Exercise description: All the data must come back unchanged, except that pictures are left out.

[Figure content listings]
=-=-=
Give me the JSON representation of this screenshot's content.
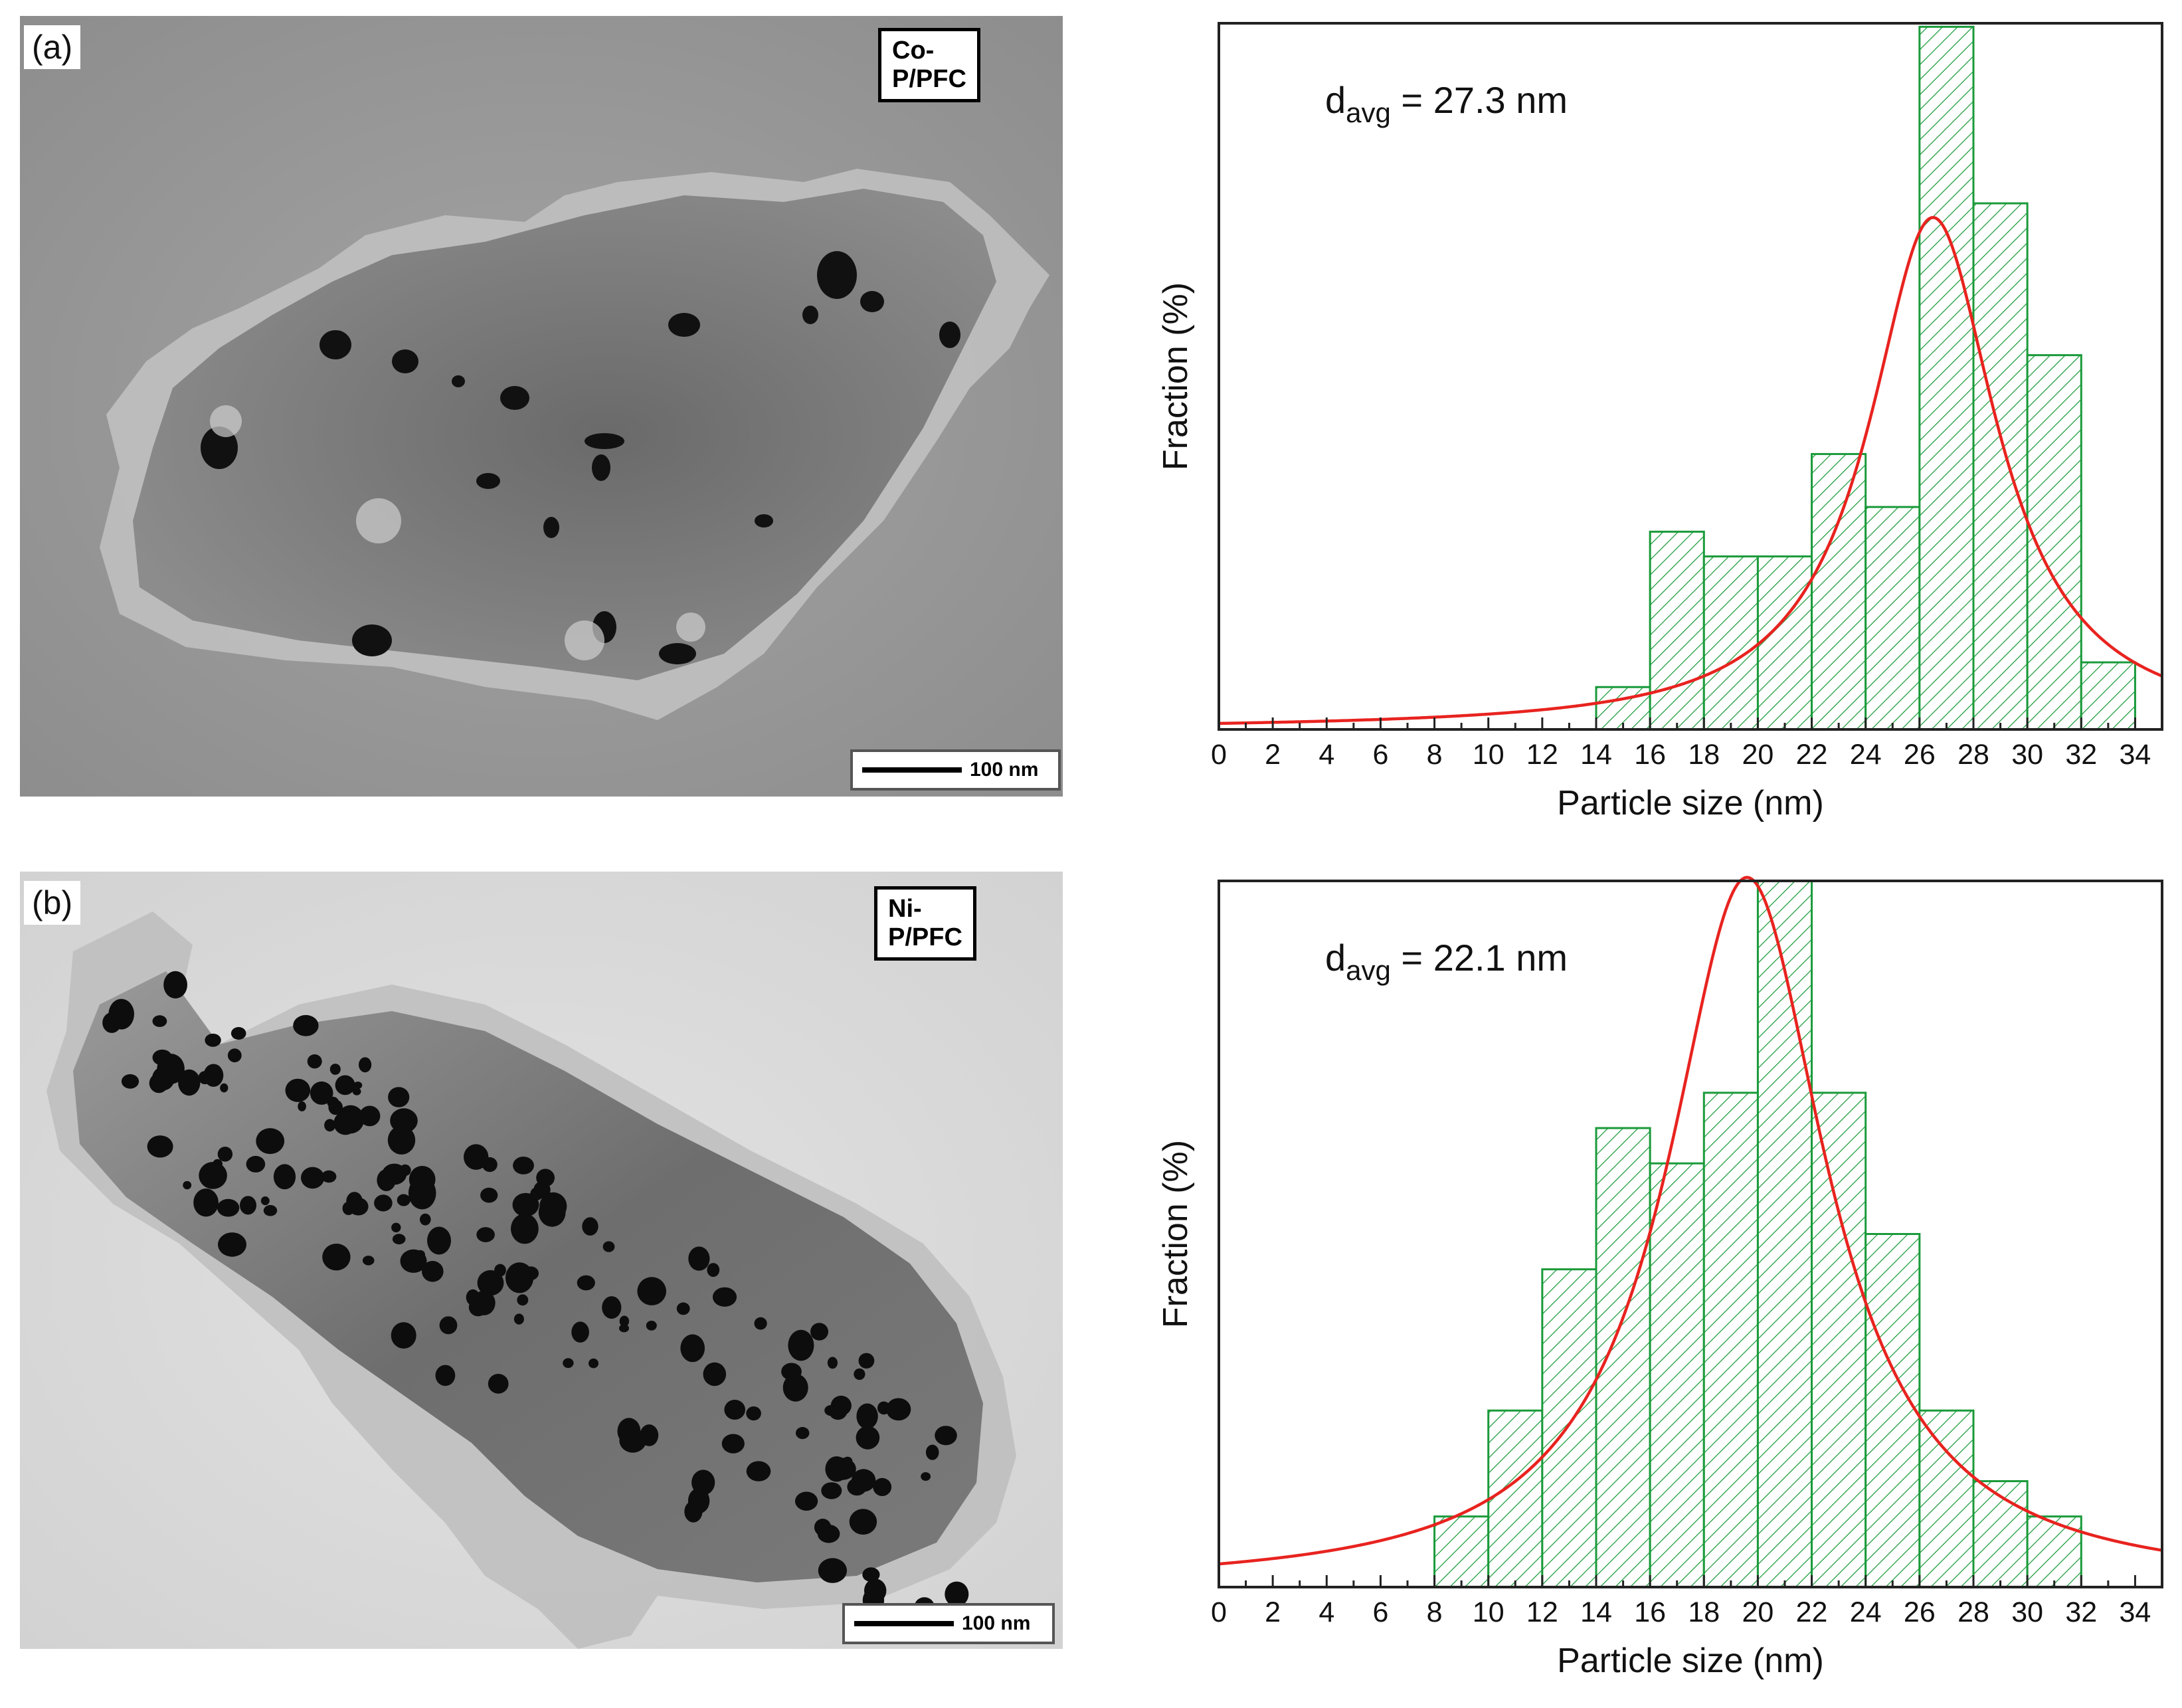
{
  "panels": [
    {
      "letter": "(a)",
      "sample": "Co-P/PFC",
      "scalebar": "100 nm",
      "tem_icon": "tem-micrograph-co-p-pfc"
    },
    {
      "letter": "(b)",
      "sample": "Ni-P/PFC",
      "scalebar": "100 nm",
      "tem_icon": "tem-micrograph-ni-p-pfc"
    }
  ],
  "colors": {
    "bar_stroke": "#1a9a3a",
    "fit_line": "#e8231f",
    "axis": "#222222"
  },
  "chart_data": [
    {
      "type": "bar",
      "title": "",
      "annotation": {
        "prefix": "d",
        "sub": "avg",
        "suffix": " = 27.3 nm"
      },
      "xlabel": "Particle size (nm)",
      "ylabel": "Fraction (%)",
      "xlim": [
        0,
        35
      ],
      "ylim": [
        0,
        20
      ],
      "xticks": [
        0,
        2,
        4,
        6,
        8,
        10,
        12,
        14,
        16,
        18,
        20,
        22,
        24,
        26,
        28,
        30,
        32,
        34
      ],
      "bin_width": 2,
      "bins": [
        {
          "start": 14,
          "value": 1.2
        },
        {
          "start": 16,
          "value": 5.6
        },
        {
          "start": 18,
          "value": 4.9
        },
        {
          "start": 20,
          "value": 4.9
        },
        {
          "start": 22,
          "value": 7.8
        },
        {
          "start": 24,
          "value": 6.3
        },
        {
          "start": 26,
          "value": 19.9
        },
        {
          "start": 28,
          "value": 14.9
        },
        {
          "start": 30,
          "value": 10.6
        },
        {
          "start": 32,
          "value": 1.9
        }
      ],
      "fit": {
        "type": "lorentzian",
        "center": 26.5,
        "width": 2.9,
        "peak": 14.5,
        "baseline": 0
      }
    },
    {
      "type": "bar",
      "title": "",
      "annotation": {
        "prefix": "d",
        "sub": "avg",
        "suffix": " = 22.1 nm"
      },
      "xlabel": "Particle size (nm)",
      "ylabel": "Fraction (%)",
      "xlim": [
        0,
        35
      ],
      "ylim": [
        0,
        20
      ],
      "xticks": [
        0,
        2,
        4,
        6,
        8,
        10,
        12,
        14,
        16,
        18,
        20,
        22,
        24,
        26,
        28,
        30,
        32,
        34
      ],
      "bin_width": 2,
      "bins": [
        {
          "start": 8,
          "value": 2.0
        },
        {
          "start": 10,
          "value": 5.0
        },
        {
          "start": 12,
          "value": 9.0
        },
        {
          "start": 14,
          "value": 13.0
        },
        {
          "start": 16,
          "value": 12.0
        },
        {
          "start": 18,
          "value": 14.0
        },
        {
          "start": 20,
          "value": 20.0
        },
        {
          "start": 22,
          "value": 14.0
        },
        {
          "start": 24,
          "value": 10.0
        },
        {
          "start": 26,
          "value": 5.0
        },
        {
          "start": 28,
          "value": 3.0
        },
        {
          "start": 30,
          "value": 2.0
        }
      ],
      "fit": {
        "type": "lorentzian",
        "center": 19.6,
        "width": 3.6,
        "peak": 20.1,
        "baseline": 0
      }
    }
  ]
}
=-=-=
The completed task:
Give me the JSON representation of this screenshot's content.
{
  "panels": [
    {
      "letter": "(a)",
      "sample": "Co-P/PFC",
      "scalebar": "100 nm",
      "tem_icon": "tem-micrograph-co-p-pfc"
    },
    {
      "letter": "(b)",
      "sample": "Ni-P/PFC",
      "scalebar": "100 nm",
      "tem_icon": "tem-micrograph-ni-p-pfc"
    }
  ],
  "colors": {
    "bar_stroke": "#1a9a3a",
    "fit_line": "#e8231f",
    "axis": "#222222"
  },
  "chart_data": [
    {
      "type": "bar",
      "title": "",
      "annotation": {
        "prefix": "d",
        "sub": "avg",
        "suffix": " = 27.3 nm"
      },
      "xlabel": "Particle size (nm)",
      "ylabel": "Fraction (%)",
      "xlim": [
        0,
        35
      ],
      "ylim": [
        0,
        20
      ],
      "xticks": [
        0,
        2,
        4,
        6,
        8,
        10,
        12,
        14,
        16,
        18,
        20,
        22,
        24,
        26,
        28,
        30,
        32,
        34
      ],
      "bin_width": 2,
      "bins": [
        {
          "start": 14,
          "value": 1.2
        },
        {
          "start": 16,
          "value": 5.6
        },
        {
          "start": 18,
          "value": 4.9
        },
        {
          "start": 20,
          "value": 4.9
        },
        {
          "start": 22,
          "value": 7.8
        },
        {
          "start": 24,
          "value": 6.3
        },
        {
          "start": 26,
          "value": 19.9
        },
        {
          "start": 28,
          "value": 14.9
        },
        {
          "start": 30,
          "value": 10.6
        },
        {
          "start": 32,
          "value": 1.9
        }
      ],
      "fit": {
        "type": "lorentzian",
        "center": 26.5,
        "width": 2.9,
        "peak": 14.5,
        "baseline": 0
      }
    },
    {
      "type": "bar",
      "title": "",
      "annotation": {
        "prefix": "d",
        "sub": "avg",
        "suffix": " = 22.1 nm"
      },
      "xlabel": "Particle size (nm)",
      "ylabel": "Fraction (%)",
      "xlim": [
        0,
        35
      ],
      "ylim": [
        0,
        20
      ],
      "xticks": [
        0,
        2,
        4,
        6,
        8,
        10,
        12,
        14,
        16,
        18,
        20,
        22,
        24,
        26,
        28,
        30,
        32,
        34
      ],
      "bin_width": 2,
      "bins": [
        {
          "start": 8,
          "value": 2.0
        },
        {
          "start": 10,
          "value": 5.0
        },
        {
          "start": 12,
          "value": 9.0
        },
        {
          "start": 14,
          "value": 13.0
        },
        {
          "start": 16,
          "value": 12.0
        },
        {
          "start": 18,
          "value": 14.0
        },
        {
          "start": 20,
          "value": 20.0
        },
        {
          "start": 22,
          "value": 14.0
        },
        {
          "start": 24,
          "value": 10.0
        },
        {
          "start": 26,
          "value": 5.0
        },
        {
          "start": 28,
          "value": 3.0
        },
        {
          "start": 30,
          "value": 2.0
        }
      ],
      "fit": {
        "type": "lorentzian",
        "center": 19.6,
        "width": 3.6,
        "peak": 20.1,
        "baseline": 0
      }
    }
  ]
}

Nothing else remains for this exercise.